Work to complete =
Transcribe the listing verbatim. Do not carry over any pictures.

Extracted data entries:

⟨

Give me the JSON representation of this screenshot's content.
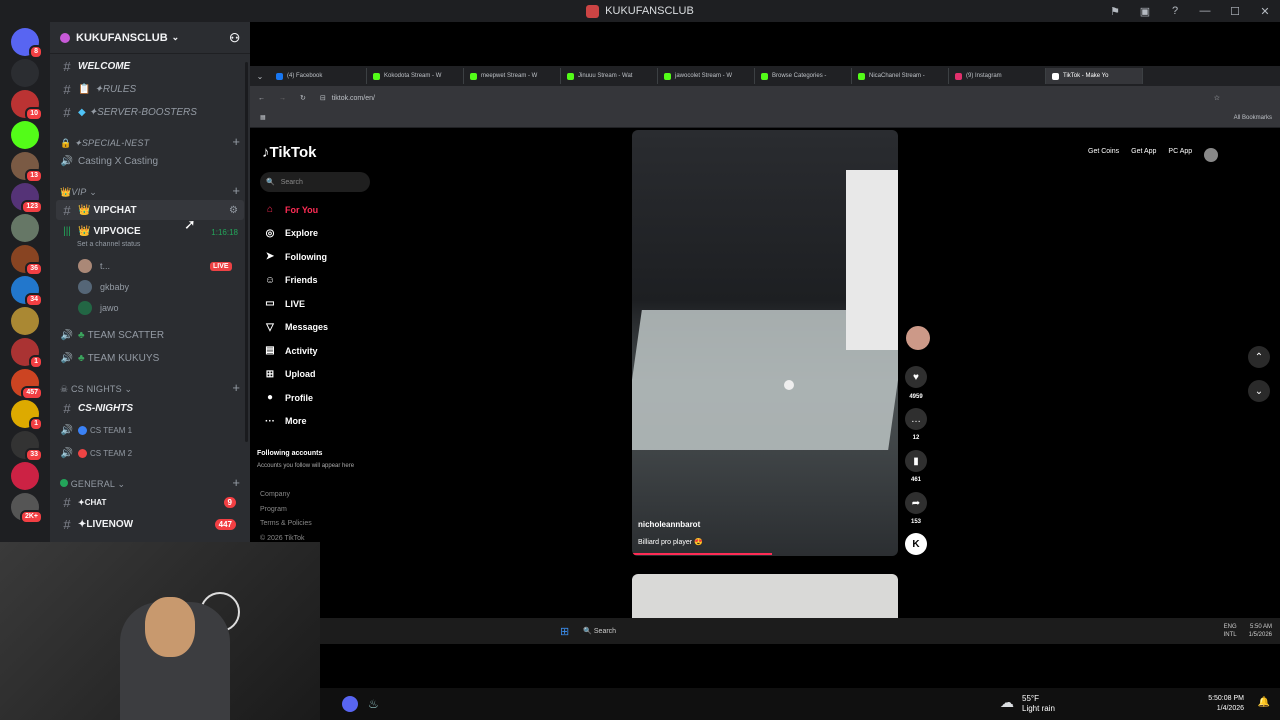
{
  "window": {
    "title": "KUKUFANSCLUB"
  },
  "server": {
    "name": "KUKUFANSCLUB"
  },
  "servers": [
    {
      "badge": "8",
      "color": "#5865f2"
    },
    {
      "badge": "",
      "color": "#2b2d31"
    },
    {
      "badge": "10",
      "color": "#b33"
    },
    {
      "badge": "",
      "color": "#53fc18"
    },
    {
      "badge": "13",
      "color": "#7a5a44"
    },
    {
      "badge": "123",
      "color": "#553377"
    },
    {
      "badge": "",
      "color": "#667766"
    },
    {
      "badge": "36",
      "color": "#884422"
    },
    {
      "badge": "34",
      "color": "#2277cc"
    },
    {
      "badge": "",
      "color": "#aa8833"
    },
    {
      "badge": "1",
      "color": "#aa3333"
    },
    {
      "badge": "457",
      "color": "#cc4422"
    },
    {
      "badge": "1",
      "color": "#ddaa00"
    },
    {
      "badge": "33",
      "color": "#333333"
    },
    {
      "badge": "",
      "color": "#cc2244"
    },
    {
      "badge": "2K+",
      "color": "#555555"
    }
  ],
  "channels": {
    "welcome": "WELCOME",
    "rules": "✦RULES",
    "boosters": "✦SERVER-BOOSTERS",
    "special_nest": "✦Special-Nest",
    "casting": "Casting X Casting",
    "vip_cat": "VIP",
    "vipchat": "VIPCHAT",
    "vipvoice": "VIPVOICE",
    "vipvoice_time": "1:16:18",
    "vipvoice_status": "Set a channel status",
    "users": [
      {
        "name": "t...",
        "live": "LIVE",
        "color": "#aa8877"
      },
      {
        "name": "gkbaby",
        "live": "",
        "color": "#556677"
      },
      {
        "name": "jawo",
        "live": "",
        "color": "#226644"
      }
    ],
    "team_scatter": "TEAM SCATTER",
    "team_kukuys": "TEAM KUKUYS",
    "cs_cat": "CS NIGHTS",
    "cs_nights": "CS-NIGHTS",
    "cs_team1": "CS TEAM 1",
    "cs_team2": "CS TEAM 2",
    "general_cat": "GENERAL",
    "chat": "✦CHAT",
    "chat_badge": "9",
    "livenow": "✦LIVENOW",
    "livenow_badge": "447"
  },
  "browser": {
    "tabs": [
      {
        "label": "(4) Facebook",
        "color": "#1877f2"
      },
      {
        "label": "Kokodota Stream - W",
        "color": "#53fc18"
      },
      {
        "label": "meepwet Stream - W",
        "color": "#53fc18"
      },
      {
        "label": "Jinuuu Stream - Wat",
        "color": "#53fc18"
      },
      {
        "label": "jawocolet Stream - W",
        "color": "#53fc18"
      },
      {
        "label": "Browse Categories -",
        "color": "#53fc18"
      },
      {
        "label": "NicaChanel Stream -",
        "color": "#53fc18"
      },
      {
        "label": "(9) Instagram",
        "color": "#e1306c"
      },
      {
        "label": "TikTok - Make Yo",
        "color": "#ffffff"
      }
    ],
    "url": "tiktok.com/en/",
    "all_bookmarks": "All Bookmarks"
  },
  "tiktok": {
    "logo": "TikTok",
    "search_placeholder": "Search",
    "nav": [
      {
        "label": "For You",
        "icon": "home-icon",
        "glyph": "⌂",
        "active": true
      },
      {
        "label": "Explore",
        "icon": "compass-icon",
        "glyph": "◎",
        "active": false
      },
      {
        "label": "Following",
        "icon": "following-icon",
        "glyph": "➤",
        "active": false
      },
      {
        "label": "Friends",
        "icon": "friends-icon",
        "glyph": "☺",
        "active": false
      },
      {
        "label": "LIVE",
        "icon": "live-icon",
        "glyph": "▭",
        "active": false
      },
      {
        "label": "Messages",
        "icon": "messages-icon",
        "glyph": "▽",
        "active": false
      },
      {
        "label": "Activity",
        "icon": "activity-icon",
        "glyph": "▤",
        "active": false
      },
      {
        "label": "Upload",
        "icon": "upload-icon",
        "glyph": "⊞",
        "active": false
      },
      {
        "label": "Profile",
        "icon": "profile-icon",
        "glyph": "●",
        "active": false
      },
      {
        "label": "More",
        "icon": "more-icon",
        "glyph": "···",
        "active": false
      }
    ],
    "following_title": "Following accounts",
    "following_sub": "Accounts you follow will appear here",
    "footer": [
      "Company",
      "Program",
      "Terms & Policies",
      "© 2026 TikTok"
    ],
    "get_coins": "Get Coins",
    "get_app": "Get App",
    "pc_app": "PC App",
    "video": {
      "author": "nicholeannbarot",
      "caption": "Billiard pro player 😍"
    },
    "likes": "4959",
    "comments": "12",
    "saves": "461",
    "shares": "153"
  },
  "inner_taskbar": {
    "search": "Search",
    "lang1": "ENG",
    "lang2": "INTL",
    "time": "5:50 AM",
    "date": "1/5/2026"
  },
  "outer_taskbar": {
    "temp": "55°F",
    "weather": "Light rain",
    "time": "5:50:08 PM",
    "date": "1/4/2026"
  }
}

⟩

Exercise answer =
Give me the JSON representation of this screenshot's content.
{
  "window": {
    "title": "KUKUFANSCLUB"
  },
  "server": {
    "name": "KUKUFANSCLUB"
  },
  "servers": [
    {
      "badge": "8",
      "color": "#5865f2"
    },
    {
      "badge": "",
      "color": "#2b2d31"
    },
    {
      "badge": "10",
      "color": "#b33"
    },
    {
      "badge": "",
      "color": "#53fc18"
    },
    {
      "badge": "13",
      "color": "#7a5a44"
    },
    {
      "badge": "123",
      "color": "#553377"
    },
    {
      "badge": "",
      "color": "#667766"
    },
    {
      "badge": "36",
      "color": "#884422"
    },
    {
      "badge": "34",
      "color": "#2277cc"
    },
    {
      "badge": "",
      "color": "#aa8833"
    },
    {
      "badge": "1",
      "color": "#aa3333"
    },
    {
      "badge": "457",
      "color": "#cc4422"
    },
    {
      "badge": "1",
      "color": "#ddaa00"
    },
    {
      "badge": "33",
      "color": "#333333"
    },
    {
      "badge": "",
      "color": "#cc2244"
    },
    {
      "badge": "2K+",
      "color": "#555555"
    }
  ],
  "channels": {
    "welcome": "WELCOME",
    "rules": "✦RULES",
    "boosters": "✦SERVER-BOOSTERS",
    "special_nest": "✦Special-Nest",
    "casting": "Casting X Casting",
    "vip_cat": "VIP",
    "vipchat": "VIPCHAT",
    "vipvoice": "VIPVOICE",
    "vipvoice_time": "1:16:18",
    "vipvoice_status": "Set a channel status",
    "users": [
      {
        "name": "t...",
        "live": "LIVE",
        "color": "#aa8877"
      },
      {
        "name": "gkbaby",
        "live": "",
        "color": "#556677"
      },
      {
        "name": "jawo",
        "live": "",
        "color": "#226644"
      }
    ],
    "team_scatter": "TEAM SCATTER",
    "team_kukuys": "TEAM KUKUYS",
    "cs_cat": "CS NIGHTS",
    "cs_nights": "CS-NIGHTS",
    "cs_team1": "CS TEAM 1",
    "cs_team2": "CS TEAM 2",
    "general_cat": "GENERAL",
    "chat": "✦CHAT",
    "chat_badge": "9",
    "livenow": "✦LIVENOW",
    "livenow_badge": "447"
  },
  "browser": {
    "tabs": [
      {
        "label": "(4) Facebook",
        "color": "#1877f2"
      },
      {
        "label": "Kokodota Stream - W",
        "color": "#53fc18"
      },
      {
        "label": "meepwet Stream - W",
        "color": "#53fc18"
      },
      {
        "label": "Jinuuu Stream - Wat",
        "color": "#53fc18"
      },
      {
        "label": "jawocolet Stream - W",
        "color": "#53fc18"
      },
      {
        "label": "Browse Categories -",
        "color": "#53fc18"
      },
      {
        "label": "NicaChanel Stream -",
        "color": "#53fc18"
      },
      {
        "label": "(9) Instagram",
        "color": "#e1306c"
      },
      {
        "label": "TikTok - Make Yo",
        "color": "#ffffff"
      }
    ],
    "url": "tiktok.com/en/",
    "all_bookmarks": "All Bookmarks"
  },
  "tiktok": {
    "logo": "TikTok",
    "search_placeholder": "Search",
    "nav": [
      {
        "label": "For You",
        "icon": "home-icon",
        "glyph": "⌂",
        "active": true
      },
      {
        "label": "Explore",
        "icon": "compass-icon",
        "glyph": "◎",
        "active": false
      },
      {
        "label": "Following",
        "icon": "following-icon",
        "glyph": "➤",
        "active": false
      },
      {
        "label": "Friends",
        "icon": "friends-icon",
        "glyph": "☺",
        "active": false
      },
      {
        "label": "LIVE",
        "icon": "live-icon",
        "glyph": "▭",
        "active": false
      },
      {
        "label": "Messages",
        "icon": "messages-icon",
        "glyph": "▽",
        "active": false
      },
      {
        "label": "Activity",
        "icon": "activity-icon",
        "glyph": "▤",
        "active": false
      },
      {
        "label": "Upload",
        "icon": "upload-icon",
        "glyph": "⊞",
        "active": false
      },
      {
        "label": "Profile",
        "icon": "profile-icon",
        "glyph": "●",
        "active": false
      },
      {
        "label": "More",
        "icon": "more-icon",
        "glyph": "···",
        "active": false
      }
    ],
    "following_title": "Following accounts",
    "following_sub": "Accounts you follow will appear here",
    "footer": [
      "Company",
      "Program",
      "Terms & Policies",
      "© 2026 TikTok"
    ],
    "get_coins": "Get Coins",
    "get_app": "Get App",
    "pc_app": "PC App",
    "video": {
      "author": "nicholeannbarot",
      "caption": "Billiard pro player 😍"
    },
    "likes": "4959",
    "comments": "12",
    "saves": "461",
    "shares": "153"
  },
  "inner_taskbar": {
    "search": "Search",
    "lang1": "ENG",
    "lang2": "INTL",
    "time": "5:50 AM",
    "date": "1/5/2026"
  },
  "outer_taskbar": {
    "temp": "55°F",
    "weather": "Light rain",
    "time": "5:50:08 PM",
    "date": "1/4/2026"
  }
}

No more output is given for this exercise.